Content starts

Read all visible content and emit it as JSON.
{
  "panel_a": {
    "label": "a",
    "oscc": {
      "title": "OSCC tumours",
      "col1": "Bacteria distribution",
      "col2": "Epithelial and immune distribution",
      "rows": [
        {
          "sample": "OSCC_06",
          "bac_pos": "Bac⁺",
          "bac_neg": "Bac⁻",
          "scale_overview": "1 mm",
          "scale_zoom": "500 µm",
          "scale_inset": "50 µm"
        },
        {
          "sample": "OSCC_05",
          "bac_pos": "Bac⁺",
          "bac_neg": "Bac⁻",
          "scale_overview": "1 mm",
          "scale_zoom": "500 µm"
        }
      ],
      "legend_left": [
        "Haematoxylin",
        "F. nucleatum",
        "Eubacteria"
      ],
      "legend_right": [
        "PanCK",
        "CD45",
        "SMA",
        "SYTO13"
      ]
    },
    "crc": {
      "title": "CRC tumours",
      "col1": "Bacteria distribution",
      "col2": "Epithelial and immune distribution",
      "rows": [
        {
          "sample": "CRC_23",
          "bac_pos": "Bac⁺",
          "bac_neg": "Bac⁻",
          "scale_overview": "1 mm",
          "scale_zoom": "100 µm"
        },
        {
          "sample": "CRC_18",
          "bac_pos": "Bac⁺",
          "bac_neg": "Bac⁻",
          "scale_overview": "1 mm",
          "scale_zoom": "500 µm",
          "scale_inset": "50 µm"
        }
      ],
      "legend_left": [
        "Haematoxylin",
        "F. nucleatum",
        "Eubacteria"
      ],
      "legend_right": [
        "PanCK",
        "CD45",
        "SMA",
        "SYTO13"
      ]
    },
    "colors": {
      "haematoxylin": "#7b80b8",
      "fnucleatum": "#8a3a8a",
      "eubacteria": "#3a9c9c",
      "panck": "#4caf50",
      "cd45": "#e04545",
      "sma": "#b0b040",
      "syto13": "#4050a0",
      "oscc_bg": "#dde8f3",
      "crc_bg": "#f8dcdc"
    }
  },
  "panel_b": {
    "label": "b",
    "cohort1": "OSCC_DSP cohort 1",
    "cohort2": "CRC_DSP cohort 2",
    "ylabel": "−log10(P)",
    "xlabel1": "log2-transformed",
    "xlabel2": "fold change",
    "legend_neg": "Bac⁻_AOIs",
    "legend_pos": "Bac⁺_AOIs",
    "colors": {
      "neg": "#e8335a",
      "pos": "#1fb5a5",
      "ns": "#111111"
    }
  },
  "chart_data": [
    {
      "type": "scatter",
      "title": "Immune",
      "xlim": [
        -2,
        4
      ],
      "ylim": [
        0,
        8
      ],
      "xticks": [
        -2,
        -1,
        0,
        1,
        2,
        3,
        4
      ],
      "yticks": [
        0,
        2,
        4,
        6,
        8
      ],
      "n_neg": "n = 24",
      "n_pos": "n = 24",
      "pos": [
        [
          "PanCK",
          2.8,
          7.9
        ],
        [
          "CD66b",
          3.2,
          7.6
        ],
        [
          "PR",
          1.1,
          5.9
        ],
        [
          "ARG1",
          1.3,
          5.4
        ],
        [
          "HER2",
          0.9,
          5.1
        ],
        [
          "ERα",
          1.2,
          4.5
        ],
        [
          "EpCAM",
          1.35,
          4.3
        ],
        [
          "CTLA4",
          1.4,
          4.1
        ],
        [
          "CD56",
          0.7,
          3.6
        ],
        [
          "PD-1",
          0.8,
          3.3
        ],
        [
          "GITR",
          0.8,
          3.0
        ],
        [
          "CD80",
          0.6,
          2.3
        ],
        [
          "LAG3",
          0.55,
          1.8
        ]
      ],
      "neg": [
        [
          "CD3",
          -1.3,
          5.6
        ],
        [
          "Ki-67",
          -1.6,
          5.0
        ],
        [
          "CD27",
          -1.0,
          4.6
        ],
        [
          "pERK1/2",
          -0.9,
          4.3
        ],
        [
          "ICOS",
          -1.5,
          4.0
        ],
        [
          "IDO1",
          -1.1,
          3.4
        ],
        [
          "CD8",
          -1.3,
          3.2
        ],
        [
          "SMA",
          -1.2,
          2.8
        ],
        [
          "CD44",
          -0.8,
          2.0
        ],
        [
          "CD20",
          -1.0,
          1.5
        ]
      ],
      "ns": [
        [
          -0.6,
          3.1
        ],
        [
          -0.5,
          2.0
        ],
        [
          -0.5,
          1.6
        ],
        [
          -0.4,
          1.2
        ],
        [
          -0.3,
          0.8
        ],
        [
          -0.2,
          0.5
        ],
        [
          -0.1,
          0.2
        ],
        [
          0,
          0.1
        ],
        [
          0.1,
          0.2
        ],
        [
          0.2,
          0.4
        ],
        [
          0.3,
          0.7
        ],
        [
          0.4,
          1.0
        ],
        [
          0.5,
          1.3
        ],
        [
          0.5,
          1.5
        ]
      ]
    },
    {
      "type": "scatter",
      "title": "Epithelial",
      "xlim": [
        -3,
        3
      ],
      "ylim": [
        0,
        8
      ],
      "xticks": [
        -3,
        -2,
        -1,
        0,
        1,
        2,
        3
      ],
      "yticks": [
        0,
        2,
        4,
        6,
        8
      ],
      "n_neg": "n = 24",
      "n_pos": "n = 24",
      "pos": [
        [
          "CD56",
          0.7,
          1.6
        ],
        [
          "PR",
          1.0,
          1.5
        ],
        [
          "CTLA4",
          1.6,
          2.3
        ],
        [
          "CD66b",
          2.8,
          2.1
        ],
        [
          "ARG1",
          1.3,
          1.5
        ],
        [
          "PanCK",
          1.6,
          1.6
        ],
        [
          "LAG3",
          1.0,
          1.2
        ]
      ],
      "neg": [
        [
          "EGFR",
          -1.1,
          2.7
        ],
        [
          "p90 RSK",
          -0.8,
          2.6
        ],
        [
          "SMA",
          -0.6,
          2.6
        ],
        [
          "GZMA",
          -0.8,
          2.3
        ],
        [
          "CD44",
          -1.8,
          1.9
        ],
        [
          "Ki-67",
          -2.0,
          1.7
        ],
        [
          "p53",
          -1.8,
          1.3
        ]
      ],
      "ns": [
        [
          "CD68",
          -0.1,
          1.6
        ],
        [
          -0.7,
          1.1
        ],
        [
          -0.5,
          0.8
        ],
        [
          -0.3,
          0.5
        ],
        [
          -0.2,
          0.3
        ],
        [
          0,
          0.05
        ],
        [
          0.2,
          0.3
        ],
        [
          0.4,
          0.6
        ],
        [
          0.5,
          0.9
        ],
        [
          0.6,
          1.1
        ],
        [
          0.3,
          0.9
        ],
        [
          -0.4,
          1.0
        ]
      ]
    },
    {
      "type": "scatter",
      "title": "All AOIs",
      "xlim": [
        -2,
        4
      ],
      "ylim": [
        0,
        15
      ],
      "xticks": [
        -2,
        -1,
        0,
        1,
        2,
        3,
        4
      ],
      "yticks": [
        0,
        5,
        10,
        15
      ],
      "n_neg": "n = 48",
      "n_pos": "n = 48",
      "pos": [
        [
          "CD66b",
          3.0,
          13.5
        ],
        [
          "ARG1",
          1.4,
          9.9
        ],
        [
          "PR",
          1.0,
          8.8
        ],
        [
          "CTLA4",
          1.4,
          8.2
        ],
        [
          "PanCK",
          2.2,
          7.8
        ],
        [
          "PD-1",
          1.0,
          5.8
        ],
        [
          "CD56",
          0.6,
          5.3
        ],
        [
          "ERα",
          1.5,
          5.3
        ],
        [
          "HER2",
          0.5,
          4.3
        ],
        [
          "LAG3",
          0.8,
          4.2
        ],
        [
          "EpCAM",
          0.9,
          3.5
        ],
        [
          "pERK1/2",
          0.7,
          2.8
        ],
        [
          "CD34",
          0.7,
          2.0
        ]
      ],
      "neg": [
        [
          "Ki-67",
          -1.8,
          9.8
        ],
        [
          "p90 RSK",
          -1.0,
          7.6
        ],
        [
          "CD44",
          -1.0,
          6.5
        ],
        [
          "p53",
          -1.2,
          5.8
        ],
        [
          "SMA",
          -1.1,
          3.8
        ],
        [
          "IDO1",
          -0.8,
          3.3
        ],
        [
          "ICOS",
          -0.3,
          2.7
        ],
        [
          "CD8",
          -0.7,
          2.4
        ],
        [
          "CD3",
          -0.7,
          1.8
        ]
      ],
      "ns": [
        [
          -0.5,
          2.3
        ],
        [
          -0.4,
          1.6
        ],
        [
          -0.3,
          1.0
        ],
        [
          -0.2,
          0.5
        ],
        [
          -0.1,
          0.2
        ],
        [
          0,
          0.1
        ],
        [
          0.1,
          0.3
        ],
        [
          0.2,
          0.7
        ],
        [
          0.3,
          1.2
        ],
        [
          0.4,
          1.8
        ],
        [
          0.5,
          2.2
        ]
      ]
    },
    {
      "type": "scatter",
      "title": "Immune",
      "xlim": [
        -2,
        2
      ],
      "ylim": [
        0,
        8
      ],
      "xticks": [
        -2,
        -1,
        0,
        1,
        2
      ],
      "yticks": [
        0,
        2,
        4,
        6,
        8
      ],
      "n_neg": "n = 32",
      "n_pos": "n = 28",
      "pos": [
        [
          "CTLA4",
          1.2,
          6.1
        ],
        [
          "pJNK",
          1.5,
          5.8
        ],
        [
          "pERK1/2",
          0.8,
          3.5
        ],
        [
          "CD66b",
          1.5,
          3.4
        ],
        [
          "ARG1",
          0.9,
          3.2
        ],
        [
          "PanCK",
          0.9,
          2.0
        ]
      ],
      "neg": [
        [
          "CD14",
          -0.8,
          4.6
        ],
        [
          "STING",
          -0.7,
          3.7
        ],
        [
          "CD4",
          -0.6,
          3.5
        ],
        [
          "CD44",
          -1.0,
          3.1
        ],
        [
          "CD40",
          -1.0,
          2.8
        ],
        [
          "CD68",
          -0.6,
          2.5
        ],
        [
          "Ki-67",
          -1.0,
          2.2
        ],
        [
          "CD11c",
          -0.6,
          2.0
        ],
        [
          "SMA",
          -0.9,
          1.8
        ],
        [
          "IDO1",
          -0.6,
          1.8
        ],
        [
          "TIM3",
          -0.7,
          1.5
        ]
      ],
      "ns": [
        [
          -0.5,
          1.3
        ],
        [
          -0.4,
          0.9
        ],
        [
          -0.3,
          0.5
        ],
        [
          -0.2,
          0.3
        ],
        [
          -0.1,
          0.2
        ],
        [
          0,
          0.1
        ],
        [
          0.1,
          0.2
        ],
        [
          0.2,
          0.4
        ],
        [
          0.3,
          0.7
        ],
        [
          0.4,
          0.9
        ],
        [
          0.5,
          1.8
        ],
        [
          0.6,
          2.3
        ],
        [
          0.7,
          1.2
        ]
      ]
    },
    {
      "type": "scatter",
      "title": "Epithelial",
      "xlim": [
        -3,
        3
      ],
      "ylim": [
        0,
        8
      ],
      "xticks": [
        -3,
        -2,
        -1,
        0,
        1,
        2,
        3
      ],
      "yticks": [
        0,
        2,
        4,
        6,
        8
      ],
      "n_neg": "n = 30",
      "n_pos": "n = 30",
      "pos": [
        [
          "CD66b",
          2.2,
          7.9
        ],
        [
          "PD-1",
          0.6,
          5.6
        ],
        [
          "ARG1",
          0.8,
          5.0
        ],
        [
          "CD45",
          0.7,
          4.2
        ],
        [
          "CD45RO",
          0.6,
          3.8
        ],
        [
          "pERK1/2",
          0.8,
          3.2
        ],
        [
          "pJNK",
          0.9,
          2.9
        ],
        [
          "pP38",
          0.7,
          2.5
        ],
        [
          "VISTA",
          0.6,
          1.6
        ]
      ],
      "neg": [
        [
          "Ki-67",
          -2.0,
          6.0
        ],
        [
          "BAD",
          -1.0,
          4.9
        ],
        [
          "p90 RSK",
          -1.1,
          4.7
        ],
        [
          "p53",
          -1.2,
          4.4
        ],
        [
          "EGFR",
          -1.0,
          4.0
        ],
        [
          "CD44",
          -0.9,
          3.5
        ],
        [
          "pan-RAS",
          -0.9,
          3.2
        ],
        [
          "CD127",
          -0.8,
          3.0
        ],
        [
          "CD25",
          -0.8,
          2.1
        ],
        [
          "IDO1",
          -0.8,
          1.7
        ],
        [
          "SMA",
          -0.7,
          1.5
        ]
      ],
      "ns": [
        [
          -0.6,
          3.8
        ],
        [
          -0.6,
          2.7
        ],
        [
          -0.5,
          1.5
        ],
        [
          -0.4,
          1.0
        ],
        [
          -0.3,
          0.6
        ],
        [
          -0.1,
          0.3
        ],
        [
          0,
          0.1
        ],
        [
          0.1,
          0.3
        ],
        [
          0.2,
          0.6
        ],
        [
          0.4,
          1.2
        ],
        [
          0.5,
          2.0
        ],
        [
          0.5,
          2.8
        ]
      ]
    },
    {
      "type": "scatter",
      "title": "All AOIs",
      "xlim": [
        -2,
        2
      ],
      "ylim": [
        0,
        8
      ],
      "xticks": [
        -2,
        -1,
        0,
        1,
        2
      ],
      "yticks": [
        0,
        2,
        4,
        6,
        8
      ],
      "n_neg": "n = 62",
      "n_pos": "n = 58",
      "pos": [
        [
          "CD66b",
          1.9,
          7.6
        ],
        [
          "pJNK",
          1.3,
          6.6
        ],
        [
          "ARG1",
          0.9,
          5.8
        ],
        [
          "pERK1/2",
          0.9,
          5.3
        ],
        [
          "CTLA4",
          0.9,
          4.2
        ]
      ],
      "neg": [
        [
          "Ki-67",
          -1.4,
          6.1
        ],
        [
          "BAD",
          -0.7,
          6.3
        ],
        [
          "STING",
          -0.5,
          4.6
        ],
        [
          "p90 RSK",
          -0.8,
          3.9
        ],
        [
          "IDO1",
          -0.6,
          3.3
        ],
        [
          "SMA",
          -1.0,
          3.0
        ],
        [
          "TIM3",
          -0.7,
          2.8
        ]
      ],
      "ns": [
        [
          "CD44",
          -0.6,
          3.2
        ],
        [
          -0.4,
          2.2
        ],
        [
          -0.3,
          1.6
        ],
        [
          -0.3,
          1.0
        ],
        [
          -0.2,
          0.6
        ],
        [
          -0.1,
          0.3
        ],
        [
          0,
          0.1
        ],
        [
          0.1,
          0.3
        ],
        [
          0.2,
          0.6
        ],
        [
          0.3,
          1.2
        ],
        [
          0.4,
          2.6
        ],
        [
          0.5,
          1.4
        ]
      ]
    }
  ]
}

Content ends

◆ Task directions: Only lines holding the word "cohort" are wanted, so copy each of them from the records above.

◆ Answer for this exercise:
    "cohort1": "OSCC_DSP cohort 1",
    "cohort2": "CRC_DSP cohort 2",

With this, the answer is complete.